Directive:
Tell how many lines in the data below hold the string "Bioavailability"; give nothing but the number.

Information given:
================================

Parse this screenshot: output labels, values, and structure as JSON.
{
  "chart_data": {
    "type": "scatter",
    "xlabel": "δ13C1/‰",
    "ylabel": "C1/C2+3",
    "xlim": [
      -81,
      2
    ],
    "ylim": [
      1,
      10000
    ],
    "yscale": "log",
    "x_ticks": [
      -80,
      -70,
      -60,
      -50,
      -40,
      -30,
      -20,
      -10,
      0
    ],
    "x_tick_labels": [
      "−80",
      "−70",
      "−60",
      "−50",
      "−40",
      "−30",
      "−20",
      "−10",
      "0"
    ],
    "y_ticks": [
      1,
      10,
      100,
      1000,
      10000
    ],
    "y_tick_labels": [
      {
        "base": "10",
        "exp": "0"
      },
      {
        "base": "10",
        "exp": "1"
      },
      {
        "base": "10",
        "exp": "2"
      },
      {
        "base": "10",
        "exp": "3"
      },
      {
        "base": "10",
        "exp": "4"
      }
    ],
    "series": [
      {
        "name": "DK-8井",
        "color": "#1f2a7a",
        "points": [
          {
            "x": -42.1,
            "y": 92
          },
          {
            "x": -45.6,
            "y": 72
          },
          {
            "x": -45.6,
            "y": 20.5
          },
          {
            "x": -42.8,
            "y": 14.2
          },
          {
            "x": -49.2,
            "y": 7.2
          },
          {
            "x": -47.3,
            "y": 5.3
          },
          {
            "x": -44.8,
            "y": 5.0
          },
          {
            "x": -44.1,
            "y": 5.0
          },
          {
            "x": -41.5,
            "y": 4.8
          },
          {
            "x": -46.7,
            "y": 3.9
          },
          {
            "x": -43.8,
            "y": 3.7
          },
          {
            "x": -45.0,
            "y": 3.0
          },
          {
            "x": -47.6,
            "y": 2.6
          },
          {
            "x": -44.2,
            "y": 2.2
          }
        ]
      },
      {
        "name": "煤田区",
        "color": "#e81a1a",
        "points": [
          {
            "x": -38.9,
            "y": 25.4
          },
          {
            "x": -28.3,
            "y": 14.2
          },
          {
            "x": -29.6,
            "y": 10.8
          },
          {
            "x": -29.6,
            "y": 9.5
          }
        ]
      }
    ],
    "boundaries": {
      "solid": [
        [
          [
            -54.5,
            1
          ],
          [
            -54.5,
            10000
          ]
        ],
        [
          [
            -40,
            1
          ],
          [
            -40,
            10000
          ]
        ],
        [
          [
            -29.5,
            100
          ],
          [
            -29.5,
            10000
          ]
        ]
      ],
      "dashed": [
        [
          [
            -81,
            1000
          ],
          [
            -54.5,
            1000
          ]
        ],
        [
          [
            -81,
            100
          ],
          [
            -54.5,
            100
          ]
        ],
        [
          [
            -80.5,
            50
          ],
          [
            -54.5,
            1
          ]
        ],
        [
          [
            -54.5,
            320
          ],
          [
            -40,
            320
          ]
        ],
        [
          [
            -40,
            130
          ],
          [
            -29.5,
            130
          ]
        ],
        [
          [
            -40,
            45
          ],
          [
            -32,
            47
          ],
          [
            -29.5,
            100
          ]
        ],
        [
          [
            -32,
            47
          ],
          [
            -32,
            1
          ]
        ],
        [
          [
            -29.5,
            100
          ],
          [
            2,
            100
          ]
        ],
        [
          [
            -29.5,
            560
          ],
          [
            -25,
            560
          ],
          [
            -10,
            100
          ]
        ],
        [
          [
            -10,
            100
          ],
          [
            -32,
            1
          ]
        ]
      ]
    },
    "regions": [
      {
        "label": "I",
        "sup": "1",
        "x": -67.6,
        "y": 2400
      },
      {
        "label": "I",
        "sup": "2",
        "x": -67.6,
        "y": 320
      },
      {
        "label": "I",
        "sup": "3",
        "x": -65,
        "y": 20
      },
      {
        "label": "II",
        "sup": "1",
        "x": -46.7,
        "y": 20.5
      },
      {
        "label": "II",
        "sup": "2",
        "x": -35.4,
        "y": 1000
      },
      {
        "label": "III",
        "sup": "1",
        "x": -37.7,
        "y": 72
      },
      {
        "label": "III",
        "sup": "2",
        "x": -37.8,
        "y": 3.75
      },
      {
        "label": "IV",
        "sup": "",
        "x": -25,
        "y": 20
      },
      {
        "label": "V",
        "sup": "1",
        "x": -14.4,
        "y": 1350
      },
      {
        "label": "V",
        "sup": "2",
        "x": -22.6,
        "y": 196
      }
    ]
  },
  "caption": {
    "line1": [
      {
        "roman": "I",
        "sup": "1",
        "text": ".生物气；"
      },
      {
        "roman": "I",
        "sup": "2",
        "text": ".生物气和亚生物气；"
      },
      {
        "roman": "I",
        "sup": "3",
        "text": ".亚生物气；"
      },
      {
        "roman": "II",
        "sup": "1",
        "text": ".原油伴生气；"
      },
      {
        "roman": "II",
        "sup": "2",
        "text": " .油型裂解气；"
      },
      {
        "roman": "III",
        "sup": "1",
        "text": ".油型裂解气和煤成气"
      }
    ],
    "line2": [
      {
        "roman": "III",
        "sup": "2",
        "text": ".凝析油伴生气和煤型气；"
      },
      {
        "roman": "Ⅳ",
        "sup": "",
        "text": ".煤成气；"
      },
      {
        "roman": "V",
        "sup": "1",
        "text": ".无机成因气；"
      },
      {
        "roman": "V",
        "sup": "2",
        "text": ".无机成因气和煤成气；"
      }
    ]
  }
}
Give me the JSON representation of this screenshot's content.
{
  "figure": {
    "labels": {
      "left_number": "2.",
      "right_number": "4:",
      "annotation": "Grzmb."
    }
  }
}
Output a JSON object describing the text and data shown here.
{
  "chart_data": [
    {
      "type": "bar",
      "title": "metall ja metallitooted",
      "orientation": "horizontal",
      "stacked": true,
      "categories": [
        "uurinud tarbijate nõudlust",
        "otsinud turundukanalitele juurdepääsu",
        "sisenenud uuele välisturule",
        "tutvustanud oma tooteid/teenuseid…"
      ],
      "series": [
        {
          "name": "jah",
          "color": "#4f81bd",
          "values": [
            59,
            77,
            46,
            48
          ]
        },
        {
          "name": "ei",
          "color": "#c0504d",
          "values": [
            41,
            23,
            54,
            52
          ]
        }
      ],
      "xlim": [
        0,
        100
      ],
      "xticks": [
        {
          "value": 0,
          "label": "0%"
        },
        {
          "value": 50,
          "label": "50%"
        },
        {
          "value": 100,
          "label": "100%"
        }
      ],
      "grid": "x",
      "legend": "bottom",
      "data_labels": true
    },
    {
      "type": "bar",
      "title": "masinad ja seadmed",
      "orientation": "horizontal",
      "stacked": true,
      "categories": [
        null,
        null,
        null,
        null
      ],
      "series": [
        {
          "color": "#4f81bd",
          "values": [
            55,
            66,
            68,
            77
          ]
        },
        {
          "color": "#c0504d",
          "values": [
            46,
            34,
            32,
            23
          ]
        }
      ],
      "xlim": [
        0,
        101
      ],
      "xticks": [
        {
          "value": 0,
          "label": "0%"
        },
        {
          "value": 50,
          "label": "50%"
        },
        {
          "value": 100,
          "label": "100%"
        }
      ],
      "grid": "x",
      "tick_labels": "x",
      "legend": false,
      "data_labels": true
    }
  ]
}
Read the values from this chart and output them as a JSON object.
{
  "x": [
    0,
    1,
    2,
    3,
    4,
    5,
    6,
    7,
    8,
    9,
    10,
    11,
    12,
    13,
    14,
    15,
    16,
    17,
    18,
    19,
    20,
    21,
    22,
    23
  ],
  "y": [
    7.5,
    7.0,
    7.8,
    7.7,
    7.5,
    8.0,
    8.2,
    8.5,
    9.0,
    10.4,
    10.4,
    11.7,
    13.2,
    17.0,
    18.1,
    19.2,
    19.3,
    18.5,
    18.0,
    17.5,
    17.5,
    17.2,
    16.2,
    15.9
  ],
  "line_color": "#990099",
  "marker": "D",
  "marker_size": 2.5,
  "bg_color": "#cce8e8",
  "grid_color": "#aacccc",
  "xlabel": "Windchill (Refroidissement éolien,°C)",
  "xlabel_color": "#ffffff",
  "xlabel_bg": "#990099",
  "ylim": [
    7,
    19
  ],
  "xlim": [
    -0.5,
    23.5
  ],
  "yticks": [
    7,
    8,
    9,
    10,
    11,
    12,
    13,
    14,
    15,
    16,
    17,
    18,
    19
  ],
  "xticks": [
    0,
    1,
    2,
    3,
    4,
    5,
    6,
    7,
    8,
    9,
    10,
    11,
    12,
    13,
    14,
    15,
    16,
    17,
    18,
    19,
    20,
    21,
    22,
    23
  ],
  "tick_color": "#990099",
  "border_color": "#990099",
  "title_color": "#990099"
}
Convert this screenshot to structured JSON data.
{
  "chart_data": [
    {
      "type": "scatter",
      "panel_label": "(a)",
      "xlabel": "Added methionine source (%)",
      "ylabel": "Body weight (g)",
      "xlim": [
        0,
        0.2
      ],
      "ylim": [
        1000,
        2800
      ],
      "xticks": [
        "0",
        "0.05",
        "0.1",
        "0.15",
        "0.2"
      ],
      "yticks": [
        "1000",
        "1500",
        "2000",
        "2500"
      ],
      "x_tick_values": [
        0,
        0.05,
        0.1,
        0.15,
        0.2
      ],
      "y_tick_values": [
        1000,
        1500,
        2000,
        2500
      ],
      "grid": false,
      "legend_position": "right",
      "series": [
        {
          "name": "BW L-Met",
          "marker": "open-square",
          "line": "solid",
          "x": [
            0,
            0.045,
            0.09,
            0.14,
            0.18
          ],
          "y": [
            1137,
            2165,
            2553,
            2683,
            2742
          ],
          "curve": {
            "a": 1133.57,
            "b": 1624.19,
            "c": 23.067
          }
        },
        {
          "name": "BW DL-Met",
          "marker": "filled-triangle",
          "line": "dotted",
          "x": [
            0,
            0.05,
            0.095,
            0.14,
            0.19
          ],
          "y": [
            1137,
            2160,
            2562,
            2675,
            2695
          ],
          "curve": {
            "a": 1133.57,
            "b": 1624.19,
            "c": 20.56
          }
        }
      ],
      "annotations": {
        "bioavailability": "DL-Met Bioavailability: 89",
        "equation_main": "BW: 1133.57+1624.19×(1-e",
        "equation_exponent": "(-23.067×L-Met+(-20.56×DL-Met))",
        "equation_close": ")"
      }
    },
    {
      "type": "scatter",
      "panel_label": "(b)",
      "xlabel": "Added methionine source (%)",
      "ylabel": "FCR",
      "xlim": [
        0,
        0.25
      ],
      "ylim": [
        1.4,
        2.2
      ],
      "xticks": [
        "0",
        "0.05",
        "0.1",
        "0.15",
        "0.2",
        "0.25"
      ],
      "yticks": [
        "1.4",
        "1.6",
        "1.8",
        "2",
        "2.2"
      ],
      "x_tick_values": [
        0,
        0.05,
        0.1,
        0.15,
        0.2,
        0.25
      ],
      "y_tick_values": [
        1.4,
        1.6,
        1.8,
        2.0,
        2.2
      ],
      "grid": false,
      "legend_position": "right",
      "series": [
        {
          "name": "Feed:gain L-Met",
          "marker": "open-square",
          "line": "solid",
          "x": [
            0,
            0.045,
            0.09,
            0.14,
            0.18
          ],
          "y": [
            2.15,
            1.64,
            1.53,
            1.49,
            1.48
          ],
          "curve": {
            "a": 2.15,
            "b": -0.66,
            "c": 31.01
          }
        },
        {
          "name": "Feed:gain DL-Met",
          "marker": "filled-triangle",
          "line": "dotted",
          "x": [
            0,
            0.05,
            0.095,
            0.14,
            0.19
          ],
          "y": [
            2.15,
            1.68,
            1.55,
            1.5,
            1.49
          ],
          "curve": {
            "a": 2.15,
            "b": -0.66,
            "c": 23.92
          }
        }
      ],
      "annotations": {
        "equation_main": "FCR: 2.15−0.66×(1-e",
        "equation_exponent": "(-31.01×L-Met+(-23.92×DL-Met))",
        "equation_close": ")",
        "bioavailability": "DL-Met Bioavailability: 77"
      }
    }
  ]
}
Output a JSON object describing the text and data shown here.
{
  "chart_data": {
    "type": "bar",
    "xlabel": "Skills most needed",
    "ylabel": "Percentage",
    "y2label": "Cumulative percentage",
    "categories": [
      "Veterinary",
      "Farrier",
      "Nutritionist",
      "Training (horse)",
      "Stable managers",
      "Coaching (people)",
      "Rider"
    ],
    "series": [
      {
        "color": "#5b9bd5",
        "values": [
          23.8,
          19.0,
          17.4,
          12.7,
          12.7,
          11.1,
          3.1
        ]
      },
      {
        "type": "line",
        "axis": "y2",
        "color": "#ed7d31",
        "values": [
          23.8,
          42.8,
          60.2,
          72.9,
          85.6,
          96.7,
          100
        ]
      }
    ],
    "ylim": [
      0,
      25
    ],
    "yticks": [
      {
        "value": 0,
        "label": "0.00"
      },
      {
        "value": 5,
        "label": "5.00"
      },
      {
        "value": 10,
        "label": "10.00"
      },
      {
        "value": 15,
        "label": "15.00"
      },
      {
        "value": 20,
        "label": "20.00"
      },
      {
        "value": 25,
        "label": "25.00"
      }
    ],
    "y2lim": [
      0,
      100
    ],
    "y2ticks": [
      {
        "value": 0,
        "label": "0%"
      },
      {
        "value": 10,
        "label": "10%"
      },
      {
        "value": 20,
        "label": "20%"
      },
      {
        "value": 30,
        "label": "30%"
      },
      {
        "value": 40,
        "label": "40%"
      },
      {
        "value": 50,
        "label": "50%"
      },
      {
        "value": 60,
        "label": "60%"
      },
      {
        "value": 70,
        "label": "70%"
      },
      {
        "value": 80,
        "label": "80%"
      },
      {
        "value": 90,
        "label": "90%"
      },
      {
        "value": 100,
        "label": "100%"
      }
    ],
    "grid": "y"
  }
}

================================

Exercise answer:
2